#### WHAT IS NEEDED
Lines containing the string "image" are to be collected in full.

(Stored items from a collection)
++++
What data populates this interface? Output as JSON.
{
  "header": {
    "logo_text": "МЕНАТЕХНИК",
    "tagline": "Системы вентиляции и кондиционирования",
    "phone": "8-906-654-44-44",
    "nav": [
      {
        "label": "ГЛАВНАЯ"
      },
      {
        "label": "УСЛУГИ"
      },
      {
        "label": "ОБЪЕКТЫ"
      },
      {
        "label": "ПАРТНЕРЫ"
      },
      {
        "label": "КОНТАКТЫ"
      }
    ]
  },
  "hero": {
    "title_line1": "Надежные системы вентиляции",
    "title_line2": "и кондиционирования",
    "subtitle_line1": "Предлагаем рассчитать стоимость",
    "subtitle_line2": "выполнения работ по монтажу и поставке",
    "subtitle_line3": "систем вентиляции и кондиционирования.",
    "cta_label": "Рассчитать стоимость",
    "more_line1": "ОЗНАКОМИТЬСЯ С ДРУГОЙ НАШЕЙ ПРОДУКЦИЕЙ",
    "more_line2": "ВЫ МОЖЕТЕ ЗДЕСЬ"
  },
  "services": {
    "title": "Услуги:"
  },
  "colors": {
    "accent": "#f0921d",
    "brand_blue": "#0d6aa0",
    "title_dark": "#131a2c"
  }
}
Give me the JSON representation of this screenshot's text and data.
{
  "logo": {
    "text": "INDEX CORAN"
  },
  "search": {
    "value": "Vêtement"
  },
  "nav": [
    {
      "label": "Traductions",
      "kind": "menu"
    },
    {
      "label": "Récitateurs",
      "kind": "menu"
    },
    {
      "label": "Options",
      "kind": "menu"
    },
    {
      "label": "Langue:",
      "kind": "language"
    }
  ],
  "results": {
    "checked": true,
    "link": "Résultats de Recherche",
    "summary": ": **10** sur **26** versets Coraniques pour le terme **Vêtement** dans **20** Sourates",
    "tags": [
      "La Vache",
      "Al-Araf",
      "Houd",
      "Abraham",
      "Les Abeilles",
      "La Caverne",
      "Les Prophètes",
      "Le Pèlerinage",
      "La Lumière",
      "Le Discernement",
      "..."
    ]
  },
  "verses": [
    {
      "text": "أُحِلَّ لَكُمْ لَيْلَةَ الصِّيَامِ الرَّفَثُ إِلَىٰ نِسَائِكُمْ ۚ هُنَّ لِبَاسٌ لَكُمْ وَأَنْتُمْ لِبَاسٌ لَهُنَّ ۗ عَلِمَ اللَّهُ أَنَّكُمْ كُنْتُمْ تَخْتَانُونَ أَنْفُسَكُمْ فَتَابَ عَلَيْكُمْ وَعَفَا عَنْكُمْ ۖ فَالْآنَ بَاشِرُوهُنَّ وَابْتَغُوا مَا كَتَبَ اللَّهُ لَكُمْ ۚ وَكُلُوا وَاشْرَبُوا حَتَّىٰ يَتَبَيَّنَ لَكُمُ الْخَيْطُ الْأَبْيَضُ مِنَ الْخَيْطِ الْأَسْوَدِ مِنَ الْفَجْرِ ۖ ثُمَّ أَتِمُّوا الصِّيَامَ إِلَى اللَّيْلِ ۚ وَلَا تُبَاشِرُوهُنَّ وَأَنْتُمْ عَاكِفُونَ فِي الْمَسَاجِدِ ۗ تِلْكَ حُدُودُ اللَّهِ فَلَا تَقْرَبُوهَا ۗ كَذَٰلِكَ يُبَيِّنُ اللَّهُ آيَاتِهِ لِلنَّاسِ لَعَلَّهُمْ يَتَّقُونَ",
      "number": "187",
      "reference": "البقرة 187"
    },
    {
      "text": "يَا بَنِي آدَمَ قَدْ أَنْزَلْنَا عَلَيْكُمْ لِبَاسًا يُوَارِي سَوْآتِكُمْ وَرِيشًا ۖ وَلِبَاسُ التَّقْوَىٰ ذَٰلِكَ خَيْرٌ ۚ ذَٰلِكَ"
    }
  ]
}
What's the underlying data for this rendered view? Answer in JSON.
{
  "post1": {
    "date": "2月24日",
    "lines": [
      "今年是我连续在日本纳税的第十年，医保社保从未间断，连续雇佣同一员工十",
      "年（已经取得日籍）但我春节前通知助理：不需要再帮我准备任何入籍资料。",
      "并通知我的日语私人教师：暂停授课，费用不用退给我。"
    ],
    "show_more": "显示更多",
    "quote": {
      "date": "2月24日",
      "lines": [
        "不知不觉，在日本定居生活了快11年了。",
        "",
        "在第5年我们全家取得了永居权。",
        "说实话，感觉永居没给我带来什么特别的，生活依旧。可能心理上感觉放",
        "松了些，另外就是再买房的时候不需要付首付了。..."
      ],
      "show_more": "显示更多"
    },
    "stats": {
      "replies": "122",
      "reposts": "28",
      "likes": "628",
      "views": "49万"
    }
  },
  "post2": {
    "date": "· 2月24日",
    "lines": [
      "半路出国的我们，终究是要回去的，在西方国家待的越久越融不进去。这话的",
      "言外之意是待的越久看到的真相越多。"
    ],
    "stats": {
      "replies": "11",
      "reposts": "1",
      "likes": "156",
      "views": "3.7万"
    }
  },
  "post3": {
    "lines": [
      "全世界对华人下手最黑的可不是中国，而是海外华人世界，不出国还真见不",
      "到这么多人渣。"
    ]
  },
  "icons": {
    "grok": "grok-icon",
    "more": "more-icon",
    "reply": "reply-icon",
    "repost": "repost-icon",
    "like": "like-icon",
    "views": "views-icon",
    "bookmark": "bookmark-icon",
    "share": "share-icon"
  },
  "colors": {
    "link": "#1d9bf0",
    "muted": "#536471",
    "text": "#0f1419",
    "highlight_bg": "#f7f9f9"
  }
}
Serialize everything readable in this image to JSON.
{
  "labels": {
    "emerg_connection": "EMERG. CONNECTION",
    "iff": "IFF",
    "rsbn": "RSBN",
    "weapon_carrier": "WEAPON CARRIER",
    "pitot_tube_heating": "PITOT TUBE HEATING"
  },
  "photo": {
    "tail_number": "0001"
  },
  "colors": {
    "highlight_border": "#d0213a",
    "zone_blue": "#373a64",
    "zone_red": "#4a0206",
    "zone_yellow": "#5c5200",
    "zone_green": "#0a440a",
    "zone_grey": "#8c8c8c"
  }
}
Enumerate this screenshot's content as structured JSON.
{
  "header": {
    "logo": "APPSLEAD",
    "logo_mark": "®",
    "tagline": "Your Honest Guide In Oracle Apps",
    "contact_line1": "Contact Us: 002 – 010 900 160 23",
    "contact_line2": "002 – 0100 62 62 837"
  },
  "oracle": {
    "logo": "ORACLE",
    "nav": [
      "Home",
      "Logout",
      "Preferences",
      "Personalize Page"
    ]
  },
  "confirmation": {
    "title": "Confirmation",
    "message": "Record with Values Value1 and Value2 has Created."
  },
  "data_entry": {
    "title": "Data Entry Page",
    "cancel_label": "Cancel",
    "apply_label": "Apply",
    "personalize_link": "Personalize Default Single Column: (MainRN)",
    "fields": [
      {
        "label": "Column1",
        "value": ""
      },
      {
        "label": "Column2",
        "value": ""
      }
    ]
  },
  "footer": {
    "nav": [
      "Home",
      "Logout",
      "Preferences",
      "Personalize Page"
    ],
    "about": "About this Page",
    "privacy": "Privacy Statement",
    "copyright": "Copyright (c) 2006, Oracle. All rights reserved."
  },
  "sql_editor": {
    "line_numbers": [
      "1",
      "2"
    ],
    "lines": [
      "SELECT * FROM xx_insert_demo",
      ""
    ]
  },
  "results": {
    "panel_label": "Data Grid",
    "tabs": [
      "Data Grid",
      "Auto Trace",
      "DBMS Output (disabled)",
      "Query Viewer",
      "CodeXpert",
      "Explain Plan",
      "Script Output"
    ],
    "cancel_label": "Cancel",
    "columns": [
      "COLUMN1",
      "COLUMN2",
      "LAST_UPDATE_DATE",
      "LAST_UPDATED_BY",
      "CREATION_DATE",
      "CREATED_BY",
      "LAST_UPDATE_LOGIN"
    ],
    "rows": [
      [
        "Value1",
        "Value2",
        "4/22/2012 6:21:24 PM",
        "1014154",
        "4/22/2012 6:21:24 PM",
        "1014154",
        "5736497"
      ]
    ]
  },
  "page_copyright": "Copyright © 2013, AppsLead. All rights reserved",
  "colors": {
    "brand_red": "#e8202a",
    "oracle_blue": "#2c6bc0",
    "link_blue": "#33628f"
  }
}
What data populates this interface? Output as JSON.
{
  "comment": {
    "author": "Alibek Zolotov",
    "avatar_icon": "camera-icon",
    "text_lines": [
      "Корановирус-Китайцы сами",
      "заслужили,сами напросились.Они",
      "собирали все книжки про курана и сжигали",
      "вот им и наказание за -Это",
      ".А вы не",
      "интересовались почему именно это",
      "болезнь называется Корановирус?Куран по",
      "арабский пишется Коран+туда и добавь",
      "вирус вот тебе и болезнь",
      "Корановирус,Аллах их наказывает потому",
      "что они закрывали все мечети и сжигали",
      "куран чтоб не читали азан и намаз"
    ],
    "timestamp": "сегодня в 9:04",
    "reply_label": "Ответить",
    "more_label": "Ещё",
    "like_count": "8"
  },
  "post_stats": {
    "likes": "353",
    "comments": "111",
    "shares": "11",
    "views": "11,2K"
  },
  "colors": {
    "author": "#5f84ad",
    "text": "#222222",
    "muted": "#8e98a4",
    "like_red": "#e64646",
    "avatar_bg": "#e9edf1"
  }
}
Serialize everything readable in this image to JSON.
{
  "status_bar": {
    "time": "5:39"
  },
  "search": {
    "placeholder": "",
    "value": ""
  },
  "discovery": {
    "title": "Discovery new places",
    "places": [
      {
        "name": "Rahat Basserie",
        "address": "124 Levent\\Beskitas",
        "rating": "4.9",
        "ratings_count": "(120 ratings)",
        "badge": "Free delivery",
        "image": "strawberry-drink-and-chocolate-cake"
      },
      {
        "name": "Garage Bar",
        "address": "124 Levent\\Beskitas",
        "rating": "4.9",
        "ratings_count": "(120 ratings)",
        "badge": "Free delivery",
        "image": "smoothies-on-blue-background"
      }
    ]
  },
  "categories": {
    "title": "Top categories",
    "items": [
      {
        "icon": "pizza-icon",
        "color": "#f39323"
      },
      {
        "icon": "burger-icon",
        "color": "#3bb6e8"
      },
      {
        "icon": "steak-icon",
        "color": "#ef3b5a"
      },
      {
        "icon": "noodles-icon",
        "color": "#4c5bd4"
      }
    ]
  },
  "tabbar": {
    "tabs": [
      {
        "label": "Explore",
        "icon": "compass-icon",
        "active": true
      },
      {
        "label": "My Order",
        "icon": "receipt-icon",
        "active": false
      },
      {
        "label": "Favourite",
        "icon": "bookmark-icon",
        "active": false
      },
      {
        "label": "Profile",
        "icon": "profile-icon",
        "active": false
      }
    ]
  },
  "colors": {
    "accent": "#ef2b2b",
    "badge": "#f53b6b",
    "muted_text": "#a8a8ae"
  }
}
++++
#### THE REPLY
Serialize everything readable in this image to JSON.
Serialize everything readable in this image to JSON.
        "image": "strawberry-drink-and-chocolate-cake"
        "image": "smoothies-on-blue-background"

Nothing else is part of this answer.